* **DATASET**:
= = =
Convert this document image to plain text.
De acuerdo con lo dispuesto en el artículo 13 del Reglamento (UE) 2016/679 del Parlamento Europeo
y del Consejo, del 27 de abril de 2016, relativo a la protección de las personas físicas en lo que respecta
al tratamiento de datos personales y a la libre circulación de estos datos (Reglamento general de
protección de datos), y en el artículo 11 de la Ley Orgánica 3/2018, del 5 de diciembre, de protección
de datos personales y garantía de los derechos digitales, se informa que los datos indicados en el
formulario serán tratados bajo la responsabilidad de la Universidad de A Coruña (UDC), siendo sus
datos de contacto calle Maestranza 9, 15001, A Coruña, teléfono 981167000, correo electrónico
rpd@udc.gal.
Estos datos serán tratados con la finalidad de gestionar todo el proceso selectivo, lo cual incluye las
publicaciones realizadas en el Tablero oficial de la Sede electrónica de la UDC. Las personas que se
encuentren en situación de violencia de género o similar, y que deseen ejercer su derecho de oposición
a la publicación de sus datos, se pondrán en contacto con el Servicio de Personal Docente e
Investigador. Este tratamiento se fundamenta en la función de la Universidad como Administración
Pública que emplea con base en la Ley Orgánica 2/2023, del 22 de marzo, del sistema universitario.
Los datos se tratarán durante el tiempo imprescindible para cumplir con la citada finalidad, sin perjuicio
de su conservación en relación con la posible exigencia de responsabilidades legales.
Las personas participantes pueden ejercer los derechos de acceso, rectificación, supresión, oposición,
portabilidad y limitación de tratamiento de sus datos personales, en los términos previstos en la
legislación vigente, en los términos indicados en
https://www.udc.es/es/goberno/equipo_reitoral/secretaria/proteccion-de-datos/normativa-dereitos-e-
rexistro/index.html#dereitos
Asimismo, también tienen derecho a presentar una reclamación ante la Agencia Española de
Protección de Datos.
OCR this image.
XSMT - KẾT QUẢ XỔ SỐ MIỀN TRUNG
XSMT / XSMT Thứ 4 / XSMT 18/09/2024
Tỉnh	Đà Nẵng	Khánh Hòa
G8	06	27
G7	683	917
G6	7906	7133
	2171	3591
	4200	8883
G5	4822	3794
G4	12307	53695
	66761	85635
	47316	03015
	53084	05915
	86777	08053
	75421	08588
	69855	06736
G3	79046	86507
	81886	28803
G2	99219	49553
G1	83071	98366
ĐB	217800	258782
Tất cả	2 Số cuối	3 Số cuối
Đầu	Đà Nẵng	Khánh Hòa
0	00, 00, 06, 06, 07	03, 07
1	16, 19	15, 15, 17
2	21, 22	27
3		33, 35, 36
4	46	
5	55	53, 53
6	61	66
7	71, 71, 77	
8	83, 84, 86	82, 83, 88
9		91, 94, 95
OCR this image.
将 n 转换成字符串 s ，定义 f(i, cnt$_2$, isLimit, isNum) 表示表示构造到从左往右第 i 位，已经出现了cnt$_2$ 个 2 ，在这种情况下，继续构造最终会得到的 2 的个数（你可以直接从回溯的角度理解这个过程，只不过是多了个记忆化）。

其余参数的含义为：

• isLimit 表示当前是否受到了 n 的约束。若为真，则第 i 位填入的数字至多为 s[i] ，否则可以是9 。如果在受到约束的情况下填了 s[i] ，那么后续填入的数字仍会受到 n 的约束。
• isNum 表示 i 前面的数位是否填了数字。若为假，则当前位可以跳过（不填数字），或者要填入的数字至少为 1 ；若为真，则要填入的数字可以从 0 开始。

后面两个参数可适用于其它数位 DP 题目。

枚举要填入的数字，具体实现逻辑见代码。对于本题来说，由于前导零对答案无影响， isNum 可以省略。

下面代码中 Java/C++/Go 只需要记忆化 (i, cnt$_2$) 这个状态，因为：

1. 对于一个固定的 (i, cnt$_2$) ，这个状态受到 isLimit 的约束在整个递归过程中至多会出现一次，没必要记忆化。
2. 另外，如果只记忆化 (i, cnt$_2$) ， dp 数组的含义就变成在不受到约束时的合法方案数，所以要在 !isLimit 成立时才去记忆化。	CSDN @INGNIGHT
= = =
* **DIRECTIONS**: Take the data above and return it exactly.

* **EXERCISE OUTPUT**:
Convert this document image to plain text.
De acuerdo con lo dispuesto en el artículo 13 del Reglamento (UE) 2016/679 del Parlamento Europeo
y del Consejo, del 27 de abril de 2016, relativo a la protección de las personas físicas en lo que respecta
al tratamiento de datos personales y a la libre circulación de estos datos (Reglamento general de
protección de datos), y en el artículo 11 de la Ley Orgánica 3/2018, del 5 de diciembre, de protección
de datos personales y garantía de los derechos digitales, se informa que los datos indicados en el
formulario serán tratados bajo la responsabilidad de la Universidad de A Coruña (UDC), siendo sus
datos de contacto calle Maestranza 9, 15001, A Coruña, teléfono 981167000, correo electrónico
rpd@udc.gal.
Estos datos serán tratados con la finalidad de gestionar todo el proceso selectivo, lo cual incluye las
publicaciones realizadas en el Tablero oficial de la Sede electrónica de la UDC. Las personas que se
encuentren en situación de violencia de género o similar, y que deseen ejercer su derecho de oposición
a la publicación de sus datos, se pondrán en contacto con el Servicio de Personal Docente e
Investigador. Este tratamiento se fundamenta en la función de la Universidad como Administración
Pública que emplea con base en la Ley Orgánica 2/2023, del 22 de marzo, del sistema universitario.
Los datos se tratarán durante el tiempo imprescindible para cumplir con la citada finalidad, sin perjuicio
de su conservación en relación con la posible exigencia de responsabilidades legales.
Las personas participantes pueden ejercer los derechos de acceso, rectificación, supresión, oposición,
portabilidad y limitación de tratamiento de sus datos personales, en los términos previstos en la
legislación vigente, en los términos indicados en
https://www.udc.es/es/goberno/equipo_reitoral/secretaria/proteccion-de-datos/normativa-dereitos-e-
rexistro/index.html#dereitos
Asimismo, también tienen derecho a presentar una reclamación ante la Agencia Española de
Protección de Datos.
OCR this image.
XSMT - KẾT QUẢ XỔ SỐ MIỀN TRUNG
XSMT / XSMT Thứ 4 / XSMT 18/09/2024
Tỉnh	Đà Nẵng	Khánh Hòa
G8	06	27
G7	683	917
G6	7906	7133
	2171	3591
	4200	8883
G5	4822	3794
G4	12307	53695
	66761	85635
	47316	03015
	53084	05915
	86777	08053
	75421	08588
	69855	06736
G3	79046	86507
	81886	28803
G2	99219	49553
G1	83071	98366
ĐB	217800	258782
Tất cả	2 Số cuối	3 Số cuối
Đầu	Đà Nẵng	Khánh Hòa
0	00, 00, 06, 06, 07	03, 07
1	16, 19	15, 15, 17
2	21, 22	27
3		33, 35, 36
4	46	
5	55	53, 53
6	61	66
7	71, 71, 77	
8	83, 84, 86	82, 83, 88
9		91, 94, 95
OCR this image.
将 n 转换成字符串 s ，定义 f(i, cnt$_2$, isLimit, isNum) 表示表示构造到从左往右第 i 位，已经出现了cnt$_2$ 个 2 ，在这种情况下，继续构造最终会得到的 2 的个数（你可以直接从回溯的角度理解这个过程，只不过是多了个记忆化）。

其余参数的含义为：

• isLimit 表示当前是否受到了 n 的约束。若为真，则第 i 位填入的数字至多为 s[i] ，否则可以是9 。如果在受到约束的情况下填了 s[i] ，那么后续填入的数字仍会受到 n 的约束。
• isNum 表示 i 前面的数位是否填了数字。若为假，则当前位可以跳过（不填数字），或者要填入的数字至少为 1 ；若为真，则要填入的数字可以从 0 开始。

后面两个参数可适用于其它数位 DP 题目。

枚举要填入的数字，具体实现逻辑见代码。对于本题来说，由于前导零对答案无影响， isNum 可以省略。

下面代码中 Java/C++/Go 只需要记忆化 (i, cnt$_2$) 这个状态，因为：

1. 对于一个固定的 (i, cnt$_2$) ，这个状态受到 isLimit 的约束在整个递归过程中至多会出现一次，没必要记忆化。
2. 另外，如果只记忆化 (i, cnt$_2$) ， dp 数组的含义就变成在不受到约束时的合法方案数，所以要在 !isLimit 成立时才去记忆化。	CSDN @INGNIGHT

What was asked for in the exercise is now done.